* SHORT PROBLEM
Whenever a line contains the string "point", copy it out of the entries.

* Records excerpted from a collection

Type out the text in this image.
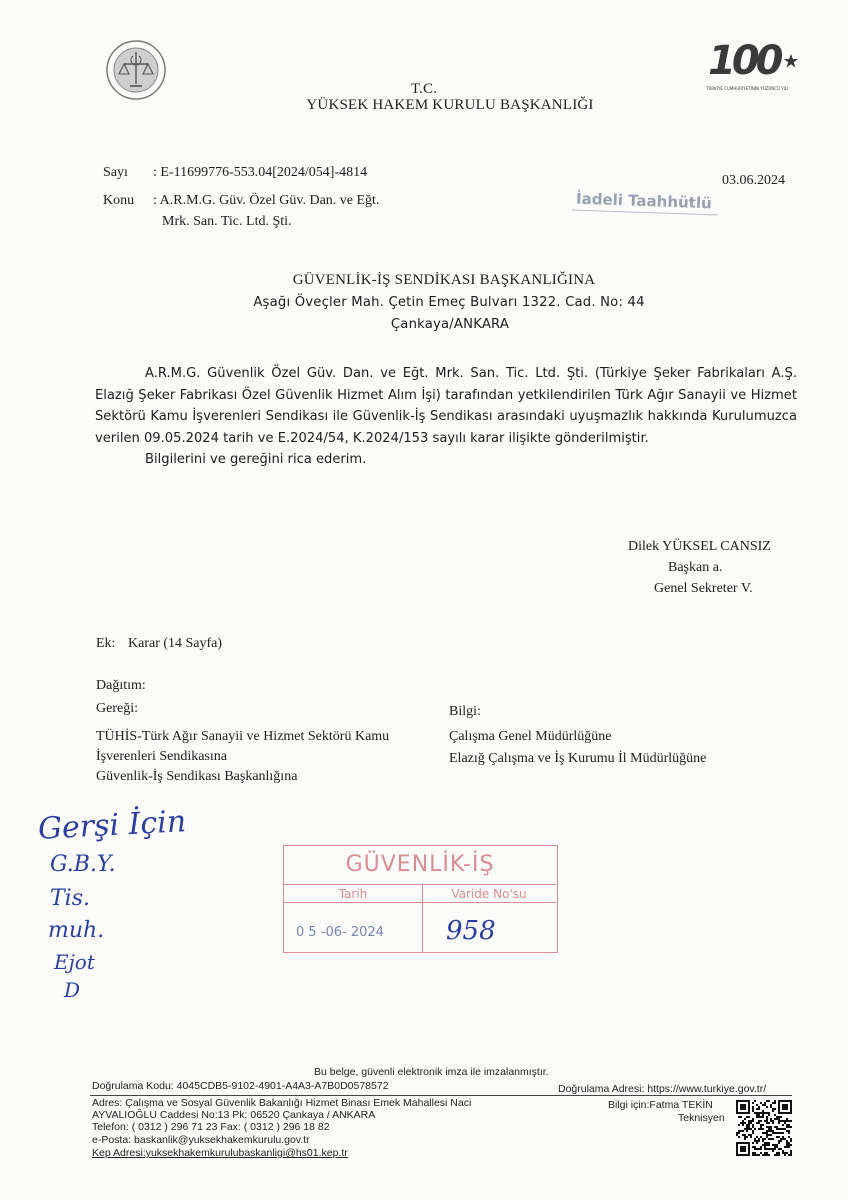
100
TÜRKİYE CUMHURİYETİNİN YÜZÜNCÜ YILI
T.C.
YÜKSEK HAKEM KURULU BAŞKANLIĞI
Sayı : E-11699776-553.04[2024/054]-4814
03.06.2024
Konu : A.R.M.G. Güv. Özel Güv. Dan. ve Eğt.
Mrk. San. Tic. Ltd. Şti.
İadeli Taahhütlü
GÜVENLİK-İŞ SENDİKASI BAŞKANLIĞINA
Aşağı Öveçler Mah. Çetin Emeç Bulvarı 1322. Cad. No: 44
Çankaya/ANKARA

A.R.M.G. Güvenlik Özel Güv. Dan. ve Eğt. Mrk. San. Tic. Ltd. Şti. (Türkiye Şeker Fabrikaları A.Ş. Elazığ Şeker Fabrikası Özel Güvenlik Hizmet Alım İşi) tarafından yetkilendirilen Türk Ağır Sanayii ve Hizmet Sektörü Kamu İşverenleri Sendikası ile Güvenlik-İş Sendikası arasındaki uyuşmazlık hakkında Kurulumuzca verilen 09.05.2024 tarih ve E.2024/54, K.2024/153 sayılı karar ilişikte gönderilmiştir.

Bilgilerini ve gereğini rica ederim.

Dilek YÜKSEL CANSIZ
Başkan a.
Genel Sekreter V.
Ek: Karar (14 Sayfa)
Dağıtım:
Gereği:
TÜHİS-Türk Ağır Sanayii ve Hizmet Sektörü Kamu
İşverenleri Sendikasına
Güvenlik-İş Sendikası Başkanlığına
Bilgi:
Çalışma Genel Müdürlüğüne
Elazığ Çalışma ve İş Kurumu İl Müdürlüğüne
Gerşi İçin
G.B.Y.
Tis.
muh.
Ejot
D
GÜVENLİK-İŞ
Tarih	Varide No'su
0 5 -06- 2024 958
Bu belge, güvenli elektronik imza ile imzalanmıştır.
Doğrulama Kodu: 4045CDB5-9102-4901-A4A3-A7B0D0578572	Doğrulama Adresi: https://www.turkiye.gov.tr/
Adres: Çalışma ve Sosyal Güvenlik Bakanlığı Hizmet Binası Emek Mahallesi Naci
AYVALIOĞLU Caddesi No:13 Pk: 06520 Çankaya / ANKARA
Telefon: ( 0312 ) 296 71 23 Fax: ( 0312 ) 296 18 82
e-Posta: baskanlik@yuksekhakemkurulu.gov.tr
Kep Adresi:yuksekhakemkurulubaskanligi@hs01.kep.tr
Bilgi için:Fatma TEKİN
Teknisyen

---

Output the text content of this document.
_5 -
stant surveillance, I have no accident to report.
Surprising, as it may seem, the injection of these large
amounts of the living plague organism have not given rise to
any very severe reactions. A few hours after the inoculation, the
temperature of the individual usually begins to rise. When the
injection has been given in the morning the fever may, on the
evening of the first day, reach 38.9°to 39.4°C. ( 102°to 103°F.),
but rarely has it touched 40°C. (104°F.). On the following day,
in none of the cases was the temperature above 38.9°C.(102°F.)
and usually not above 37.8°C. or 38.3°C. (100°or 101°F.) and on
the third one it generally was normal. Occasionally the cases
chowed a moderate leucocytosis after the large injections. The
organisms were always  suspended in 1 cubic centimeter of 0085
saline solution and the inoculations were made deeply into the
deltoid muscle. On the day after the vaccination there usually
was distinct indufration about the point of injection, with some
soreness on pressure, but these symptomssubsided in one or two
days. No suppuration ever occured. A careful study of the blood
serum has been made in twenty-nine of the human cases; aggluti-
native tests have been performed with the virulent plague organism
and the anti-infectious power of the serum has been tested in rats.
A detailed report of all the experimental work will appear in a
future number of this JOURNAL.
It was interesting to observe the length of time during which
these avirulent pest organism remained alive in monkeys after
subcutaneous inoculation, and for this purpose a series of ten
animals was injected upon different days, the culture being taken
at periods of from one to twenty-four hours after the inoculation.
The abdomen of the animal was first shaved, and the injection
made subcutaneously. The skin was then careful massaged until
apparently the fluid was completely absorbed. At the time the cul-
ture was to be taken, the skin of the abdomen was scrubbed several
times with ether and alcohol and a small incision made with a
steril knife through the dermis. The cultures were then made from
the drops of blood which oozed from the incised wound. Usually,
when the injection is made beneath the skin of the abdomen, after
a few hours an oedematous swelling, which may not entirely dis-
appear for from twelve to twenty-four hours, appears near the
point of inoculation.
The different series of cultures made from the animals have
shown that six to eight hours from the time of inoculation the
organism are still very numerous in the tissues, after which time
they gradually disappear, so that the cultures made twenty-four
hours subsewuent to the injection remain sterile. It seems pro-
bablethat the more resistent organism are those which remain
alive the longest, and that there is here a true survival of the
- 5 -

* SOLUTION TO THIS PROBLEM
was distinct indufration about the point of injection, with some
point of inoculation.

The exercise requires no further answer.